● MATERIAL SHOWN:
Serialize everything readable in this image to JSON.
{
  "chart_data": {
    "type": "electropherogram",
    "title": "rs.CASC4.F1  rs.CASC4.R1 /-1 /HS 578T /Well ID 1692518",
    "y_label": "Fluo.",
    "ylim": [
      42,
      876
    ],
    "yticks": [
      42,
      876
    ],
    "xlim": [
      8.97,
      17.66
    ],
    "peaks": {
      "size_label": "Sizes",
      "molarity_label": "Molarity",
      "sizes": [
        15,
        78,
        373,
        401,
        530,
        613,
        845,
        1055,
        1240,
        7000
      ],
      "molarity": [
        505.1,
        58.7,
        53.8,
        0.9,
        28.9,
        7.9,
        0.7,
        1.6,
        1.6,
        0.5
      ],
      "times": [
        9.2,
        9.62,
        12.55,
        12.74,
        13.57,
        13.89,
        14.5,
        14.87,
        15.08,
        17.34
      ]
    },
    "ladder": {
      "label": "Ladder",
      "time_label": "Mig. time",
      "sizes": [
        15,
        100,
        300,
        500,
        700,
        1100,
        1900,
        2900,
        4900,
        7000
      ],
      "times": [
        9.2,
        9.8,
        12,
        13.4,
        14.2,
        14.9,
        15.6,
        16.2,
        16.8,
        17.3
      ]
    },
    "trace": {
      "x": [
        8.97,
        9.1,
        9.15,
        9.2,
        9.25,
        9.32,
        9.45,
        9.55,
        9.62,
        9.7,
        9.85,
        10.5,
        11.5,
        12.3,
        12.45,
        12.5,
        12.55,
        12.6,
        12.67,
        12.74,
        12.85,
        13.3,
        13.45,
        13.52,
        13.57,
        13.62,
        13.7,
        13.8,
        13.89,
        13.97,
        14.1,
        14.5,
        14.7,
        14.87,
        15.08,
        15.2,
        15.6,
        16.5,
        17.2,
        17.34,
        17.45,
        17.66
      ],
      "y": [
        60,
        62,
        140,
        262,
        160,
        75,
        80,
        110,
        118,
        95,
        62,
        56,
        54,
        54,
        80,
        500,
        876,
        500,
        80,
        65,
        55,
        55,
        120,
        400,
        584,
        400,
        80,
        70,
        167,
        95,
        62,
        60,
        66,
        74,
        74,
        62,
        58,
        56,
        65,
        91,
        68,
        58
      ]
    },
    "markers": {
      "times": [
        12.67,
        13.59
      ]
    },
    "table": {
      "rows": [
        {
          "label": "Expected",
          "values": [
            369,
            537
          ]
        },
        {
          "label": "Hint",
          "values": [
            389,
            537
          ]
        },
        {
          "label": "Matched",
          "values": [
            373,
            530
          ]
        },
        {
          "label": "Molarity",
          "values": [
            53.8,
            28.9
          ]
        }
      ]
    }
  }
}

● GIVEN REQUEST: All of the data must be returned exactly.

● WRITTEN SOLUTION:
Serialize everything readable in this image to JSON.
{
  "chart_data": {
    "type": "electropherogram",
    "title": "rs.CASC4.F1  rs.CASC4.R1 /-1 /HS 578T /Well ID 1692518",
    "y_label": "Fluo.",
    "ylim": [
      42,
      876
    ],
    "yticks": [
      42,
      876
    ],
    "xlim": [
      8.97,
      17.66
    ],
    "peaks": {
      "size_label": "Sizes",
      "molarity_label": "Molarity",
      "sizes": [
        15,
        78,
        373,
        401,
        530,
        613,
        845,
        1055,
        1240,
        7000
      ],
      "molarity": [
        505.1,
        58.7,
        53.8,
        0.9,
        28.9,
        7.9,
        0.7,
        1.6,
        1.6,
        0.5
      ],
      "times": [
        9.2,
        9.62,
        12.55,
        12.74,
        13.57,
        13.89,
        14.5,
        14.87,
        15.08,
        17.34
      ]
    },
    "ladder": {
      "label": "Ladder",
      "time_label": "Mig. time",
      "sizes": [
        15,
        100,
        300,
        500,
        700,
        1100,
        1900,
        2900,
        4900,
        7000
      ],
      "times": [
        9.2,
        9.8,
        12,
        13.4,
        14.2,
        14.9,
        15.6,
        16.2,
        16.8,
        17.3
      ]
    },
    "trace": {
      "x": [
        8.97,
        9.1,
        9.15,
        9.2,
        9.25,
        9.32,
        9.45,
        9.55,
        9.62,
        9.7,
        9.85,
        10.5,
        11.5,
        12.3,
        12.45,
        12.5,
        12.55,
        12.6,
        12.67,
        12.74,
        12.85,
        13.3,
        13.45,
        13.52,
        13.57,
        13.62,
        13.7,
        13.8,
        13.89,
        13.97,
        14.1,
        14.5,
        14.7,
        14.87,
        15.08,
        15.2,
        15.6,
        16.5,
        17.2,
        17.34,
        17.45,
        17.66
      ],
      "y": [
        60,
        62,
        140,
        262,
        160,
        75,
        80,
        110,
        118,
        95,
        62,
        56,
        54,
        54,
        80,
        500,
        876,
        500,
        80,
        65,
        55,
        55,
        120,
        400,
        584,
        400,
        80,
        70,
        167,
        95,
        62,
        60,
        66,
        74,
        74,
        62,
        58,
        56,
        65,
        91,
        68,
        58
      ]
    },
    "markers": {
      "times": [
        12.67,
        13.59
      ]
    },
    "table": {
      "rows": [
        {
          "label": "Expected",
          "values": [
            369,
            537
          ]
        },
        {
          "label": "Hint",
          "values": [
            389,
            537
          ]
        },
        {
          "label": "Matched",
          "values": [
            373,
            530
          ]
        },
        {
          "label": "Molarity",
          "values": [
            53.8,
            28.9
          ]
        }
      ]
    }
  }
}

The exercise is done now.